**TASK DATA:**
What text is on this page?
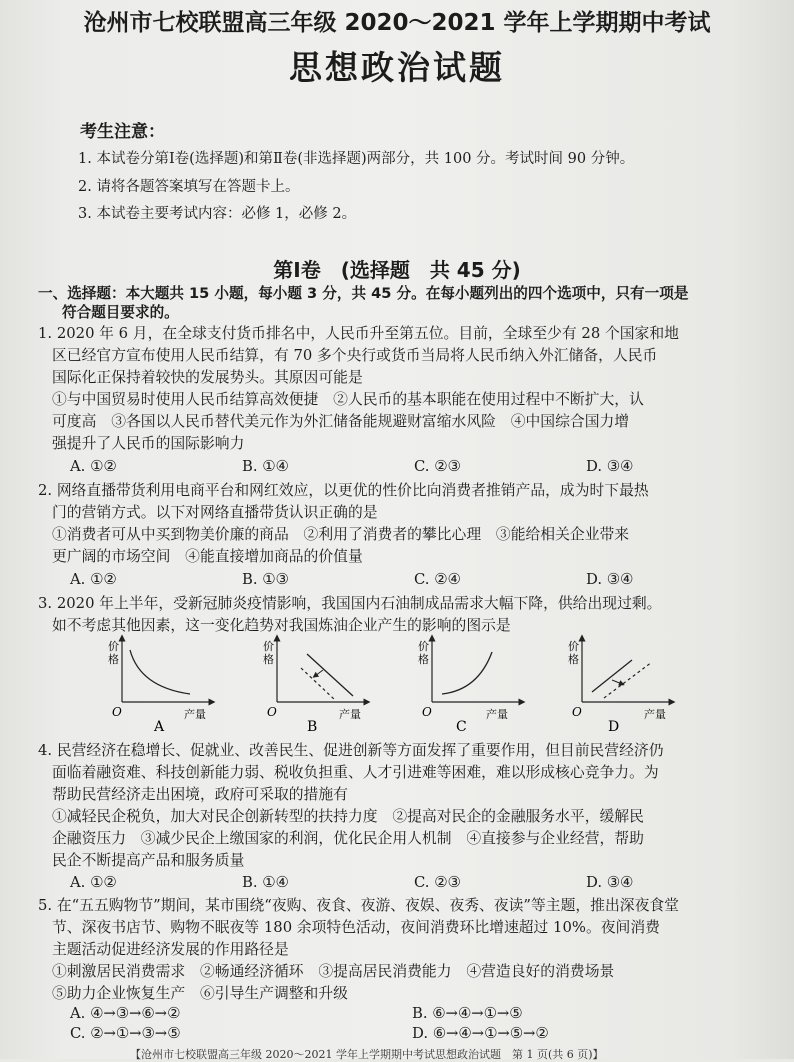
沧州市七校联盟高三年级 2020～2021 学年上学期期中考试
思想政治试题
考生注意：
1. 本试卷分第Ⅰ卷(选择题)和第Ⅱ卷(非选择题)两部分，共 100 分。考试时间 90 分钟。
2. 请将各题答案填写在答题卡上。
3. 本试卷主要考试内容：必修 1，必修 2。
第Ⅰ卷　(选择题　共 45 分)
一、选择题：本大题共 15 小题，每小题 3 分，共 45 分。在每小题列出的四个选项中，只有一项是
符合题目要求的。
1. 2020 年 6 月，在全球支付货币排名中，人民币升至第五位。目前，全球至少有 28 个国家和地
区已经官方宣布使用人民币结算，有 70 多个央行或货币当局将人民币纳入外汇储备，人民币
国际化正保持着较快的发展势头。其原因可能是
①与中国贸易时使用人民币结算高效便捷　②人民币的基本职能在使用过程中不断扩大，认
可度高　③各国以人民币替代美元作为外汇储备能规避财富缩水风险　④中国综合国力增
强提升了人民币的国际影响力
A. ①②	B. ①④	C. ②③	D. ③④
2. 网络直播带货利用电商平台和网红效应，以更优的性价比向消费者推销产品，成为时下最热
门的营销方式。以下对网络直播带货认识正确的是
①消费者可从中买到物美价廉的商品　②利用了消费者的攀比心理　③能给相关企业带来
更广阔的市场空间　④能直接增加商品的价值量
A. ①②	B. ①③	C. ②④	D. ③④
3. 2020 年上半年，受新冠肺炎疫情影响，我国国内石油制成品需求大幅下降，供给出现过剩。
如不考虑其他因素，这一变化趋势对我国炼油企业产生的影响的图示是
价
格
O	产量
A
价
格
O	产量
B
价
格
O	产量
C
价
格
O	产量
D
4. 民营经济在稳增长、促就业、改善民生、促进创新等方面发挥了重要作用，但目前民营经济仍
面临着融资难、科技创新能力弱、税收负担重、人才引进难等困难，难以形成核心竞争力。为
帮助民营经济走出困境，政府可采取的措施有
①减轻民企税负，加大对民企创新转型的扶持力度　②提高对民企的金融服务水平，缓解民
企融资压力　③减少民企上缴国家的利润，优化民企用人机制　④直接参与企业经营，帮助
民企不断提高产品和服务质量
A. ①②	B. ①④	C. ②③	D. ③④
5. 在“五五购物节”期间，某市围绕“夜购、夜食、夜游、夜娱、夜秀、夜读”等主题，推出深夜食堂
节、深夜书店节、购物不眠夜等 180 余项特色活动，夜间消费环比增速超过 10%。夜间消费
主题活动促进经济发展的作用路径是
①刺激居民消费需求　②畅通经济循环　③提高居民消费能力　④营造良好的消费场景
⑤助力企业恢复生产　⑥引导生产调整和升级
A. ④→③→⑥→②	B. ⑥→④→①→⑤
C. ②→①→③→⑤	D. ⑥→④→①→⑤→②
【沧州市七校联盟高三年级 2020～2021 学年上学期期中考试思想政治试题　第 1 页(共 6 页)】
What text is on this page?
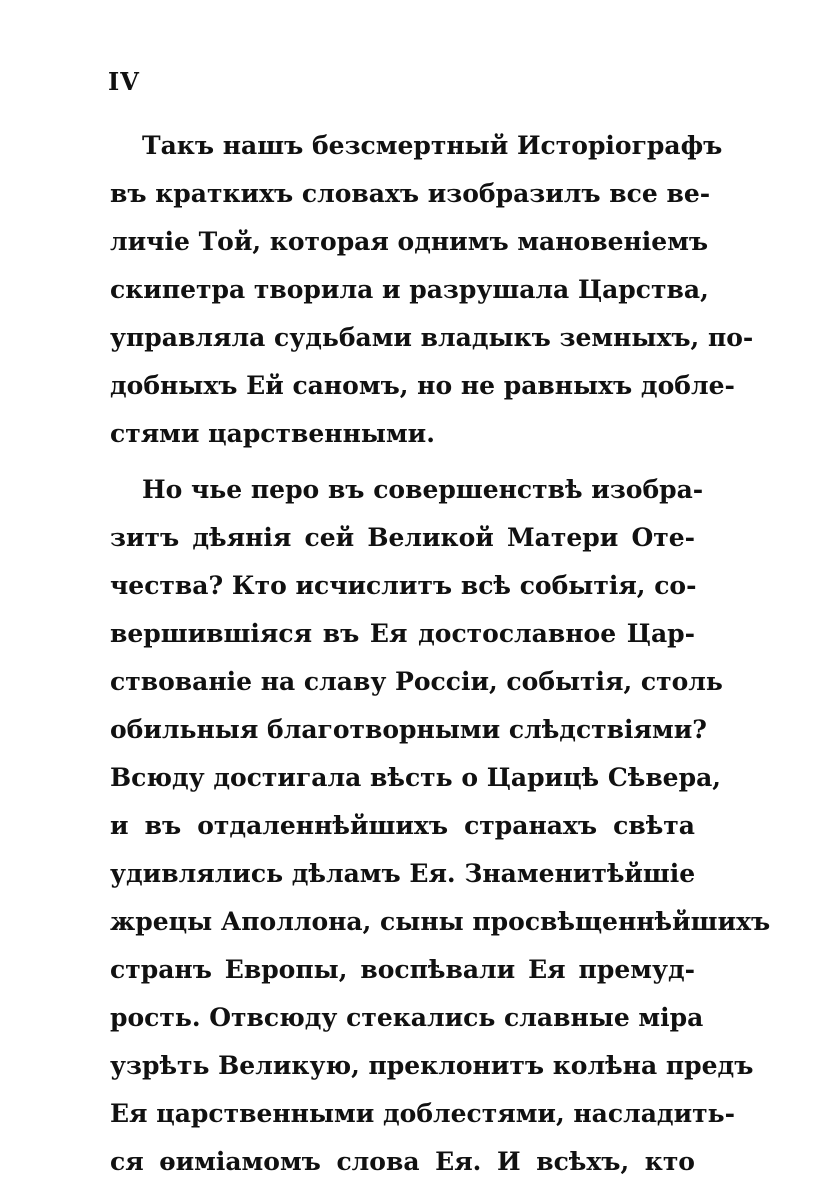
IV
Такъ нашъ безсмертный Исторіографъ
въ краткихъ словахъ изобразилъ все ве-
личіе Той, которая однимъ мановеніемъ
скипетра творила и разрушала Царства,
управляла судьбами владыкъ земныхъ, по-
добныхъ Ей саномъ, но не равныхъ добле-
стями царственными.
Но чье перо въ совершенствѣ изобра-
зитъ дѣянія сей Великой Матери Оте-
чества? Кто исчислитъ всѣ событія, со-
вершившіяся въ Ея достославное Цар-
ствованіе на славу Россіи, событія, столь
обильныя благотворными слѣдствіями?
Всюду достигала вѣсть о Царицѣ Сѣвера,
и въ отдаленнѣйшихъ странахъ свѣта
удивлялись дѣламъ Ея. Знаменитѣйшіе
жрецы Аполлона, сыны просвѣщеннѣйшихъ
странъ Европы, воспѣвали Ея премуд-
рость. Отвсюду стекались славные міра
узрѣть Великую, преклонитъ колѣна предъ
Ея царственными доблестями, насладить-
ся ѳиміамомъ слова Ея. И всѣхъ, кто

**EXERCISE PROMPT:** Find the word "沧州市七校联盟高三年级" in the material, then list each line that holds it.

**THE RESPONSE:**
沧州市七校联盟高三年级 2020～2021 学年上学期期中考试
【沧州市七校联盟高三年级 2020～2021 学年上学期期中考试思想政治试题　第 1 页(共 6 页)】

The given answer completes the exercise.